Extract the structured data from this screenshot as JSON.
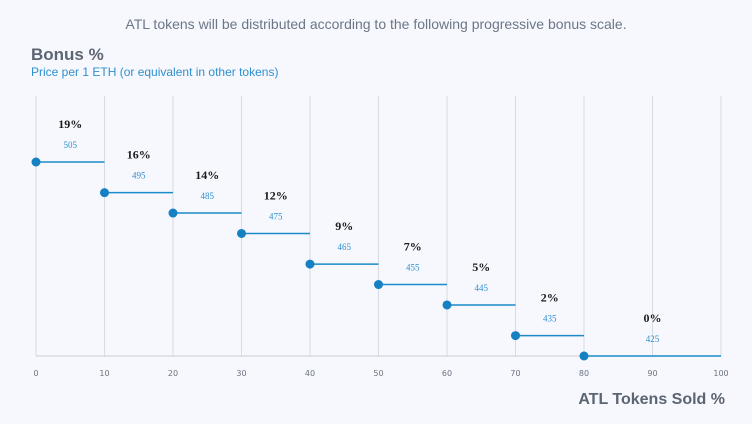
{
  "page": {
    "caption": "ATL tokens will be distributed according to the following progressive bonus scale."
  },
  "chart_data": {
    "type": "line",
    "title": "Bonus %",
    "subtitle": "Price per 1 ETH (or equivalent in other tokens)",
    "xlabel": "ATL Tokens Sold %",
    "ylabel": "Bonus %",
    "xlim": [
      0,
      100
    ],
    "ylim": [
      0,
      19
    ],
    "x_ticks": [
      0,
      10,
      20,
      30,
      40,
      50,
      60,
      70,
      80,
      90,
      100
    ],
    "grid": true,
    "steps": [
      {
        "x_start": 0,
        "x_end": 10,
        "bonus": 19,
        "bonus_label": "19%",
        "price": 505
      },
      {
        "x_start": 10,
        "x_end": 20,
        "bonus": 16,
        "bonus_label": "16%",
        "price": 495
      },
      {
        "x_start": 20,
        "x_end": 30,
        "bonus": 14,
        "bonus_label": "14%",
        "price": 485
      },
      {
        "x_start": 30,
        "x_end": 40,
        "bonus": 12,
        "bonus_label": "12%",
        "price": 475
      },
      {
        "x_start": 40,
        "x_end": 50,
        "bonus": 9,
        "bonus_label": "9%",
        "price": 465
      },
      {
        "x_start": 50,
        "x_end": 60,
        "bonus": 7,
        "bonus_label": "7%",
        "price": 455
      },
      {
        "x_start": 60,
        "x_end": 70,
        "bonus": 5,
        "bonus_label": "5%",
        "price": 445
      },
      {
        "x_start": 70,
        "x_end": 80,
        "bonus": 2,
        "bonus_label": "2%",
        "price": 435
      },
      {
        "x_start": 80,
        "x_end": 100,
        "bonus": 0,
        "bonus_label": "0%",
        "price": 425
      }
    ],
    "colors": {
      "line": "#1a8ac9",
      "marker": "#1580c2",
      "grid": "#d7dbe3",
      "axis": "#c8cdd6"
    }
  }
}
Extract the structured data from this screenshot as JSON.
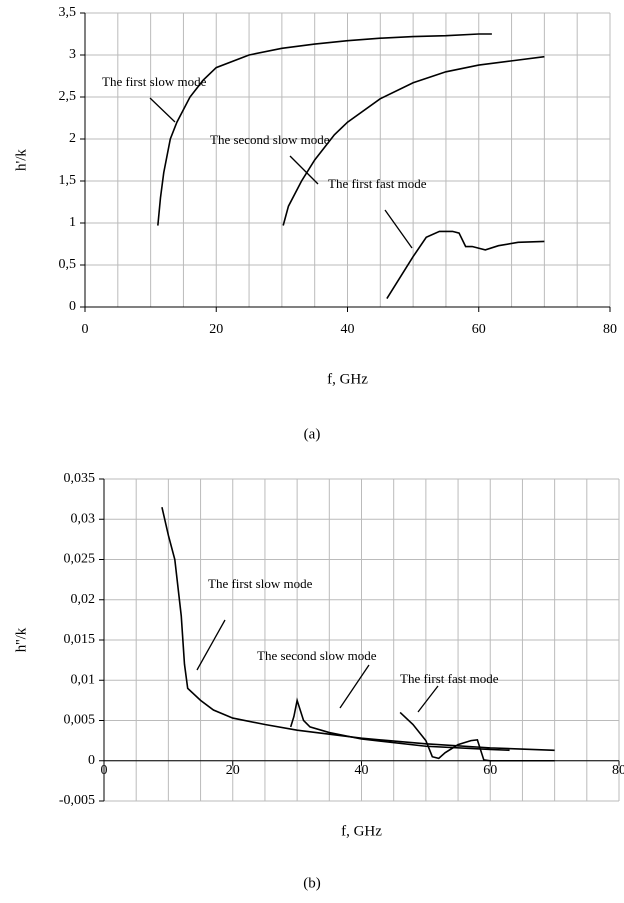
{
  "chart_data": [
    {
      "type": "line",
      "caption": "(a)",
      "x_label": "f, GHz",
      "y_label": "h'/k",
      "grid": true,
      "xlim": [
        0,
        80
      ],
      "xticks": [
        0,
        20,
        40,
        60,
        80
      ],
      "ylim": [
        0,
        3.5
      ],
      "yticks": [
        0,
        {
          "value": 0.5,
          "label": "0,5"
        },
        1,
        {
          "value": 1.5,
          "label": "1,5"
        },
        2,
        {
          "value": 2.5,
          "label": "2,5"
        },
        3,
        {
          "value": 3.5,
          "label": "3,5"
        }
      ],
      "series": [
        {
          "name": "The first slow mode",
          "color": "#000000",
          "x": [
            11.1,
            11.5,
            12,
            13,
            14,
            16,
            18,
            20,
            25,
            30,
            35,
            40,
            45,
            50,
            55,
            60,
            62
          ],
          "y": [
            0.97,
            1.3,
            1.6,
            2.0,
            2.2,
            2.5,
            2.7,
            2.85,
            3.0,
            3.08,
            3.13,
            3.17,
            3.2,
            3.22,
            3.23,
            3.25,
            3.25
          ]
        },
        {
          "name": "The second slow mode",
          "color": "#000000",
          "x": [
            30.2,
            31,
            33,
            35,
            38,
            40,
            45,
            50,
            55,
            60,
            65,
            70
          ],
          "y": [
            0.97,
            1.2,
            1.5,
            1.75,
            2.05,
            2.2,
            2.48,
            2.67,
            2.8,
            2.88,
            2.93,
            2.98
          ]
        },
        {
          "name": "The first fast mode",
          "color": "#000000",
          "x": [
            46,
            48,
            50,
            52,
            54,
            56,
            57,
            58,
            59,
            61,
            63,
            66,
            70
          ],
          "y": [
            0.1,
            0.35,
            0.6,
            0.83,
            0.9,
            0.9,
            0.88,
            0.72,
            0.72,
            0.68,
            0.73,
            0.77,
            0.78
          ]
        }
      ]
    },
    {
      "type": "line",
      "caption": "(b)",
      "x_label": "f, GHz",
      "y_label": "h''/k",
      "grid": true,
      "xlim": [
        0,
        80
      ],
      "xticks": [
        0,
        20,
        40,
        60,
        80
      ],
      "ylim": [
        -0.005,
        0.035
      ],
      "yticks": [
        {
          "value": -0.005,
          "label": "-0,005"
        },
        0,
        {
          "value": 0.005,
          "label": "0,005"
        },
        {
          "value": 0.01,
          "label": "0,01"
        },
        {
          "value": 0.015,
          "label": "0,015"
        },
        {
          "value": 0.02,
          "label": "0,02"
        },
        {
          "value": 0.025,
          "label": "0,025"
        },
        {
          "value": 0.03,
          "label": "0,03"
        },
        {
          "value": 0.035,
          "label": "0,035"
        }
      ],
      "series": [
        {
          "name": "The first slow mode",
          "color": "#000000",
          "x": [
            9,
            10,
            11,
            12,
            12.5,
            13,
            15,
            17,
            20,
            25,
            30,
            40,
            50,
            60,
            70
          ],
          "y": [
            0.0315,
            0.028,
            0.025,
            0.018,
            0.012,
            0.009,
            0.0075,
            0.0063,
            0.0053,
            0.0045,
            0.0038,
            0.0028,
            0.0021,
            0.0016,
            0.0013
          ]
        },
        {
          "name": "The second slow mode",
          "color": "#000000",
          "x": [
            29,
            29.5,
            30,
            31,
            32,
            35,
            40,
            50,
            60,
            63
          ],
          "y": [
            0.0042,
            0.0055,
            0.0075,
            0.005,
            0.0042,
            0.0035,
            0.0027,
            0.0018,
            0.0014,
            0.0013
          ]
        },
        {
          "name": "The first fast mode",
          "color": "#000000",
          "x": [
            46,
            48,
            50,
            51,
            52,
            53,
            55,
            57,
            58,
            59,
            60,
            70
          ],
          "y": [
            0.006,
            0.0045,
            0.0025,
            0.0005,
            0.0003,
            0.001,
            0.002,
            0.0025,
            0.0026,
            0.0001,
            0,
            0
          ]
        }
      ]
    }
  ]
}
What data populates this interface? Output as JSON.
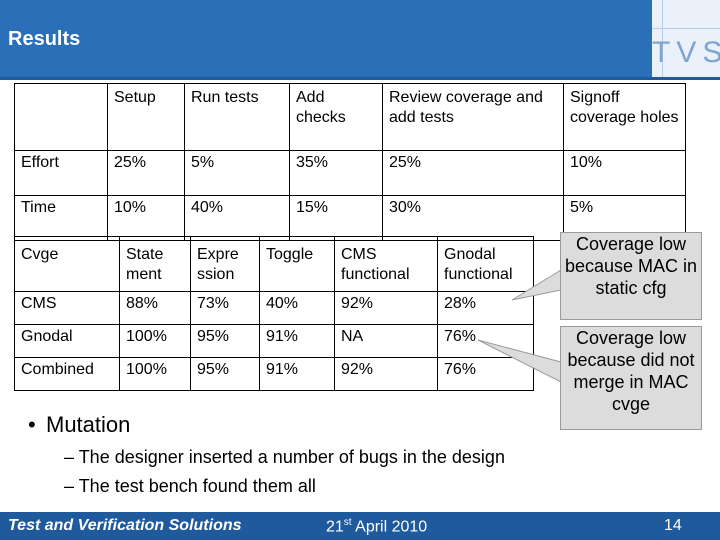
{
  "slide": {
    "title": "Results",
    "logo": "TVS",
    "page_number": "14",
    "footer_left": "Test and Verification Solutions",
    "footer_date_day": "21",
    "footer_date_suffix": "st",
    "footer_date_rest": " April 2010"
  },
  "table_effort": {
    "headers": [
      "",
      "Setup",
      "Run tests",
      "Add checks",
      "Review coverage and add tests",
      "Signoff coverage holes"
    ],
    "rows": [
      [
        "Effort",
        "25%",
        "5%",
        "35%",
        "25%",
        "10%"
      ],
      [
        "Time",
        "10%",
        "40%",
        "15%",
        "30%",
        "5%"
      ]
    ]
  },
  "table_coverage": {
    "headers": [
      "Cvge",
      "State ment",
      "Expre ssion",
      "Toggle",
      "CMS functional",
      "Gnodal functional"
    ],
    "rows": [
      [
        "CMS",
        "88%",
        "73%",
        "40%",
        "92%",
        "28%"
      ],
      [
        "Gnodal",
        "100%",
        "95%",
        "91%",
        "NA",
        "76%"
      ],
      [
        "Combined",
        "100%",
        "95%",
        "91%",
        "92%",
        "76%"
      ]
    ]
  },
  "callouts": {
    "first": "Coverage low because MAC in static cfg",
    "second": "Coverage low because did not merge in MAC cvge"
  },
  "bullets": {
    "main": "Mutation",
    "subs": [
      "The designer inserted a number of bugs in the design",
      "The test bench found them all"
    ]
  }
}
=====
- **Directive**: Restate word for word, please, the line containing "What data populates" and all lines after it through the end of the material; the pictures do not belong in the copy.

- **Result**:
What data populates this interface? Output as JSON.
{
  "slide": {
    "title": "Results",
    "logo": "TVS",
    "page_number": "14",
    "footer_left": "Test and Verification Solutions",
    "footer_date_day": "21",
    "footer_date_suffix": "st",
    "footer_date_rest": " April 2010"
  },
  "table_effort": {
    "headers": [
      "",
      "Setup",
      "Run tests",
      "Add checks",
      "Review coverage and add tests",
      "Signoff coverage holes"
    ],
    "rows": [
      [
        "Effort",
        "25%",
        "5%",
        "35%",
        "25%",
        "10%"
      ],
      [
        "Time",
        "10%",
        "40%",
        "15%",
        "30%",
        "5%"
      ]
    ]
  },
  "table_coverage": {
    "headers": [
      "Cvge",
      "State ment",
      "Expre ssion",
      "Toggle",
      "CMS functional",
      "Gnodal functional"
    ],
    "rows": [
      [
        "CMS",
        "88%",
        "73%",
        "40%",
        "92%",
        "28%"
      ],
      [
        "Gnodal",
        "100%",
        "95%",
        "91%",
        "NA",
        "76%"
      ],
      [
        "Combined",
        "100%",
        "95%",
        "91%",
        "92%",
        "76%"
      ]
    ]
  },
  "callouts": {
    "first": "Coverage low because MAC in static cfg",
    "second": "Coverage low because did not merge in MAC cvge"
  },
  "bullets": {
    "main": "Mutation",
    "subs": [
      "The designer inserted a number of bugs in the design",
      "The test bench found them all"
    ]
  }
}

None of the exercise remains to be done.